**DATA SECTION:**
================

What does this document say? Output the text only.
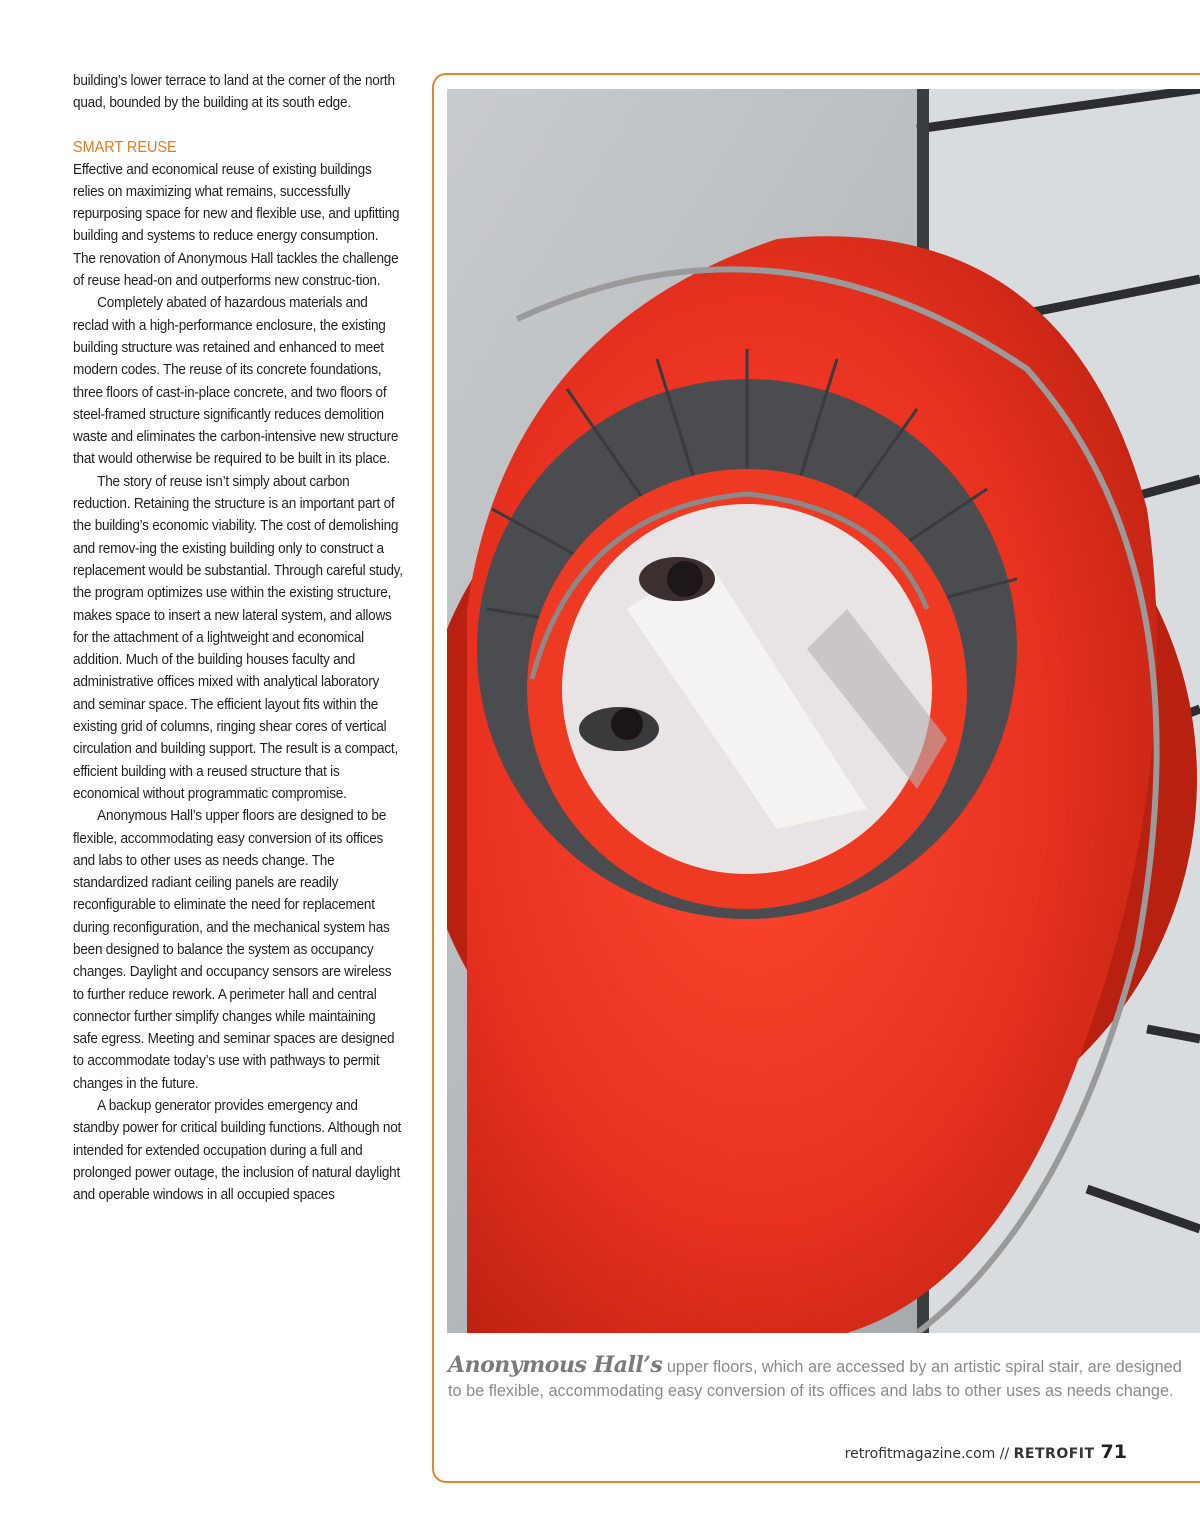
building’s lower terrace to land at the corner of the north quad, bounded by the building at its south edge.

SMART REUSE

Effective and economical reuse of existing buildings relies on maximizing what remains, successfully repurposing space for new and flexible use, and upfitting building and systems to reduce energy consumption. The renovation of Anonymous Hall tackles the challenge of reuse head-on and outperforms new construc-tion.

Completely abated of hazardous materials and reclad with a high-performance enclosure, the existing building structure was retained and enhanced to meet modern codes. The reuse of its concrete foundations, three floors of cast-in-place concrete, and two floors of steel-framed structure significantly reduces demolition waste and eliminates the carbon-intensive new structure that would otherwise be required to be built in its place.

The story of reuse isn’t simply about carbon reduction. Retaining the structure is an important part of the building’s economic viability. The cost of demolishing and remov-ing the existing building only to construct a replacement would be substantial. Through careful study, the program optimizes use within the existing structure, makes space to insert a new lateral system, and allows for the attachment of a lightweight and economical addition. Much of the building houses faculty and administrative offices mixed with analytical laboratory and seminar space. The efficient layout fits within the existing grid of columns, ringing shear cores of vertical circulation and building support. The result is a compact, efficient building with a reused structure that is economical without programmatic compromise.

Anonymous Hall’s upper floors are designed to be flexible, accommodating easy conversion of its offices and labs to other uses as needs change. The standardized radiant ceiling panels are readily reconfigurable to eliminate the need for replacement during reconfiguration, and the mechanical system has been designed to balance the system as occupancy changes. Daylight and occupancy sensors are wireless to further reduce rework. A perimeter hall and central connector further simplify changes while maintaining safe egress. Meeting and seminar spaces are designed to accommodate today’s use with pathways to permit changes in the future.

A backup generator provides emergency and standby power for critical building functions. Although not intended for extended occupation during a full and prolonged power outage, the inclusion of natural daylight and operable windows in all occupied spaces

Anonymous Hall’s upper floors, which are accessed by an artistic spiral stair, are designed to be flexible, accommodating easy conversion of its offices and labs to other uses as needs change.
retrofitmagazine.com // RETROFIT 71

================

**REQUIRED TASK:**
Drop the images and quote the entries word for word.

**EXERCISE RESULT:**
What does this document say? Output the text only.
building’s lower terrace to land at the corner of the north quad, bounded by the building at its south edge.

SMART REUSE

Effective and economical reuse of existing buildings relies on maximizing what remains, successfully repurposing space for new and flexible use, and upfitting building and systems to reduce energy consumption. The renovation of Anonymous Hall tackles the challenge of reuse head-on and outperforms new construc-tion.

Completely abated of hazardous materials and reclad with a high-performance enclosure, the existing building structure was retained and enhanced to meet modern codes. The reuse of its concrete foundations, three floors of cast-in-place concrete, and two floors of steel-framed structure significantly reduces demolition waste and eliminates the carbon-intensive new structure that would otherwise be required to be built in its place.

The story of reuse isn’t simply about carbon reduction. Retaining the structure is an important part of the building’s economic viability. The cost of demolishing and remov-ing the existing building only to construct a replacement would be substantial. Through careful study, the program optimizes use within the existing structure, makes space to insert a new lateral system, and allows for the attachment of a lightweight and economical addition. Much of the building houses faculty and administrative offices mixed with analytical laboratory and seminar space. The efficient layout fits within the existing grid of columns, ringing shear cores of vertical circulation and building support. The result is a compact, efficient building with a reused structure that is economical without programmatic compromise.

Anonymous Hall’s upper floors are designed to be flexible, accommodating easy conversion of its offices and labs to other uses as needs change. The standardized radiant ceiling panels are readily reconfigurable to eliminate the need for replacement during reconfiguration, and the mechanical system has been designed to balance the system as occupancy changes. Daylight and occupancy sensors are wireless to further reduce rework. A perimeter hall and central connector further simplify changes while maintaining safe egress. Meeting and seminar spaces are designed to accommodate today’s use with pathways to permit changes in the future.

A backup generator provides emergency and standby power for critical building functions. Although not intended for extended occupation during a full and prolonged power outage, the inclusion of natural daylight and operable windows in all occupied spaces

Anonymous Hall’s upper floors, which are accessed by an artistic spiral stair, are designed to be flexible, accommodating easy conversion of its offices and labs to other uses as needs change.
retrofitmagazine.com // RETROFIT 71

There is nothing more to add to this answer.